Material for this task »
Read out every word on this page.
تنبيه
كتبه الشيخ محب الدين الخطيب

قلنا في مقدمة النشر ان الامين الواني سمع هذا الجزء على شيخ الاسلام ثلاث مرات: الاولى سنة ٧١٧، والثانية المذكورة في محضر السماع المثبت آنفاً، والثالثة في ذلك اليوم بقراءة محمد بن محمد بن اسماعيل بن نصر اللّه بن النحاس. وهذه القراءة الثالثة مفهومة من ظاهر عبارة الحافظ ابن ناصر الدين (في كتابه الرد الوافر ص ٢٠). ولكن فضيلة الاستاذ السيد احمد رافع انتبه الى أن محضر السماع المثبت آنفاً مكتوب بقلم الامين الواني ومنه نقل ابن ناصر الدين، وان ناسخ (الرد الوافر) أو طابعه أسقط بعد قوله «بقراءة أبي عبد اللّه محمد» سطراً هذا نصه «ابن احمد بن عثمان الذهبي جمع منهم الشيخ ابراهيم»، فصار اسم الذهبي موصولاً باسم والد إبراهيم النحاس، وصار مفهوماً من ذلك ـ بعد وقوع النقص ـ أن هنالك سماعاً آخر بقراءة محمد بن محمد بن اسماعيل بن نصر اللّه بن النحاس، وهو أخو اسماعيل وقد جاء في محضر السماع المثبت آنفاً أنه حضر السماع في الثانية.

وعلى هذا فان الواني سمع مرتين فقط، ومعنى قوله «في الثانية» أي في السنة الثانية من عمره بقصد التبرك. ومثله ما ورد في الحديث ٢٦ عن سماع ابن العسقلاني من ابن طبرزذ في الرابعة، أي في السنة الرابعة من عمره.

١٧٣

Short task »
Looking at the data above, show all lines where the word "الثانية" occurs.

Written reply »
قلنا في مقدمة النشر ان الامين الواني سمع هذا الجزء على شيخ الاسلام ثلاث مرات: الاولى سنة ٧١٧، والثانية المذكورة في محضر السماع المثبت آنفاً، والثالثة في ذلك اليوم بقراءة محمد بن محمد بن اسماعيل بن نصر اللّه بن النحاس. وهذه القراءة الثالثة مفهومة من ظاهر عبارة الحافظ ابن ناصر الدين (في كتابه الرد الوافر ص ٢٠). ولكن فضيلة الاستاذ السيد احمد رافع انتبه الى أن محضر السماع المثبت آنفاً مكتوب بقلم الامين الواني ومنه نقل ابن ناصر الدين، وان ناسخ (الرد الوافر) أو طابعه أسقط بعد قوله «بقراءة أبي عبد اللّه محمد» سطراً هذا نصه «ابن احمد بن عثمان الذهبي جمع منهم الشيخ ابراهيم»، فصار اسم الذهبي موصولاً باسم والد إبراهيم النحاس، وصار مفهوماً من ذلك ـ بعد وقوع النقص ـ أن هنالك سماعاً آخر بقراءة محمد بن محمد بن اسماعيل بن نصر اللّه بن النحاس، وهو أخو اسماعيل وقد جاء في محضر السماع المثبت آنفاً أنه حضر السماع في الثانية.
وعلى هذا فان الواني سمع مرتين فقط، ومعنى قوله «في الثانية» أي في السنة الثانية من عمره بقصد التبرك. ومثله ما ورد في الحديث ٢٦ عن سماع ابن العسقلاني من ابن طبرزذ في الرابعة، أي في السنة الرابعة من عمره.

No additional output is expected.